* _Directive_: Wherever a line holds the string "more", copy that line.

* _Data for this exercise_:
-=-=-=-=-

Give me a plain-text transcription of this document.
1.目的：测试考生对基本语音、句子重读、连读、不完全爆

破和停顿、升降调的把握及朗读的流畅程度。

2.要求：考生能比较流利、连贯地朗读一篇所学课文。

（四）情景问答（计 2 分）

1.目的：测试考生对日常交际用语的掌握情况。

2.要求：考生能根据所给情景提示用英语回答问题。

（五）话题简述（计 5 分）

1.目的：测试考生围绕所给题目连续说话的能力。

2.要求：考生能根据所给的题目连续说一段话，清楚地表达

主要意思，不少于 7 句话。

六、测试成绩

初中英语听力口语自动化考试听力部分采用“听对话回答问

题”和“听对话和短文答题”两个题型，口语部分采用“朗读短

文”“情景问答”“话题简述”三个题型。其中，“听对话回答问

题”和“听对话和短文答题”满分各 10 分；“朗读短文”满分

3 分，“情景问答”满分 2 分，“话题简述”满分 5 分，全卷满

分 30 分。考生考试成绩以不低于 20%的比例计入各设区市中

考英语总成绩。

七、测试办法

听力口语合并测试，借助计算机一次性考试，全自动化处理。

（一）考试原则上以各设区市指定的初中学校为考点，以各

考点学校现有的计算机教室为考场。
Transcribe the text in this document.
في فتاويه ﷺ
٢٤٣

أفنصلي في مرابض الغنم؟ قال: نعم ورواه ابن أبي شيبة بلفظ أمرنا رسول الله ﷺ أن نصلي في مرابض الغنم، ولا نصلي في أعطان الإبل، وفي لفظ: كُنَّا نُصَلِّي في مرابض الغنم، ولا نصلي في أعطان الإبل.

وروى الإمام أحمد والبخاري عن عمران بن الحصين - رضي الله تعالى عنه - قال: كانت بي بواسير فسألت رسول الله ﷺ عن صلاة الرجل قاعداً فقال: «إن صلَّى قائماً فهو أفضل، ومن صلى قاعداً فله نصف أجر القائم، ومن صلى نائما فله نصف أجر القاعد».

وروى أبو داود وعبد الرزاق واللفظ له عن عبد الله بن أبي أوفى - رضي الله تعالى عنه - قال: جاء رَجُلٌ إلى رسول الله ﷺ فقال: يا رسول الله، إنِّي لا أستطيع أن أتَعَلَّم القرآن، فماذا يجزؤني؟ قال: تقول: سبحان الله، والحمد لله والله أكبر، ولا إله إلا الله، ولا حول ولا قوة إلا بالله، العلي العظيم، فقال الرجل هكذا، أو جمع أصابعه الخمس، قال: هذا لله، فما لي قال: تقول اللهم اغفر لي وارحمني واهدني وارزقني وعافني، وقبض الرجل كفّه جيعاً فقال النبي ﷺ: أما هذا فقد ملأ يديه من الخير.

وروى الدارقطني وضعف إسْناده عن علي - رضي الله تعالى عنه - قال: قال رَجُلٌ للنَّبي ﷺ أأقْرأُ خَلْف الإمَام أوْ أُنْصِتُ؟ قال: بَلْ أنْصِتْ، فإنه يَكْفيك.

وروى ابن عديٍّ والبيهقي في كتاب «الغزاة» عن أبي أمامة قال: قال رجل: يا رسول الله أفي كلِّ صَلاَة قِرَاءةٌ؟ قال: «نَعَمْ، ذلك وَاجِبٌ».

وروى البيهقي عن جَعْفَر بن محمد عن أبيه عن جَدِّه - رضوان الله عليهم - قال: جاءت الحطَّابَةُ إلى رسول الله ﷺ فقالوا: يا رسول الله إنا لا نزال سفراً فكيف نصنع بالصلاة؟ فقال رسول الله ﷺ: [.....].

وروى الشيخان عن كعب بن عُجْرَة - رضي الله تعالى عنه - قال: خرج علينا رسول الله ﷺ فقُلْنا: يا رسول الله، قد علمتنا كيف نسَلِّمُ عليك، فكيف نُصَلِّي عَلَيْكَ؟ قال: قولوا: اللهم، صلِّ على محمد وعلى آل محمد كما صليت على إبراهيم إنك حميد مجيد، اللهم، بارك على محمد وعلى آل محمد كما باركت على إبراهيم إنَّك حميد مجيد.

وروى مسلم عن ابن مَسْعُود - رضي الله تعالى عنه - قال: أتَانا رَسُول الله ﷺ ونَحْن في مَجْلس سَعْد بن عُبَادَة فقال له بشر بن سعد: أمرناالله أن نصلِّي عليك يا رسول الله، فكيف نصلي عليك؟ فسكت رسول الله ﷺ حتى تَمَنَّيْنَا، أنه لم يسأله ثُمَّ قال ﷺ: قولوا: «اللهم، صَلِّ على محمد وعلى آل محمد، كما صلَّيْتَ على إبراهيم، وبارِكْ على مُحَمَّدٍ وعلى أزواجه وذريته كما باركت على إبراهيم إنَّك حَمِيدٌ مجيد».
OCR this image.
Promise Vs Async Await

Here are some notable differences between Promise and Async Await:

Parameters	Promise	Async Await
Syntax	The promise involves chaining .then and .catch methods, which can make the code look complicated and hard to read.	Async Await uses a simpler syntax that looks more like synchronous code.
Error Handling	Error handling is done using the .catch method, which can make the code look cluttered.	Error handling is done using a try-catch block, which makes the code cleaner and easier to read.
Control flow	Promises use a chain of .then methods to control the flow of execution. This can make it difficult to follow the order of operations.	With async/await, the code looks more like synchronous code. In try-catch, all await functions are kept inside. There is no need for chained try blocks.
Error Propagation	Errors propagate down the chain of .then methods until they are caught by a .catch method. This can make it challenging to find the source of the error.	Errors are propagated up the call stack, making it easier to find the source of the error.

-=-=-=-=-

* _Answer_:
Syntax	The promise involves chaining .then and .catch methods, which can make the code look complicated and hard to read.	Async Await uses a simpler syntax that looks more like synchronous code.
Control flow	Promises use a chain of .then methods to control the flow of execution. This can make it difficult to follow the order of operations.	With async/await, the code looks more like synchronous code. In try-catch, all await functions are kept inside. There is no need for chained try blocks.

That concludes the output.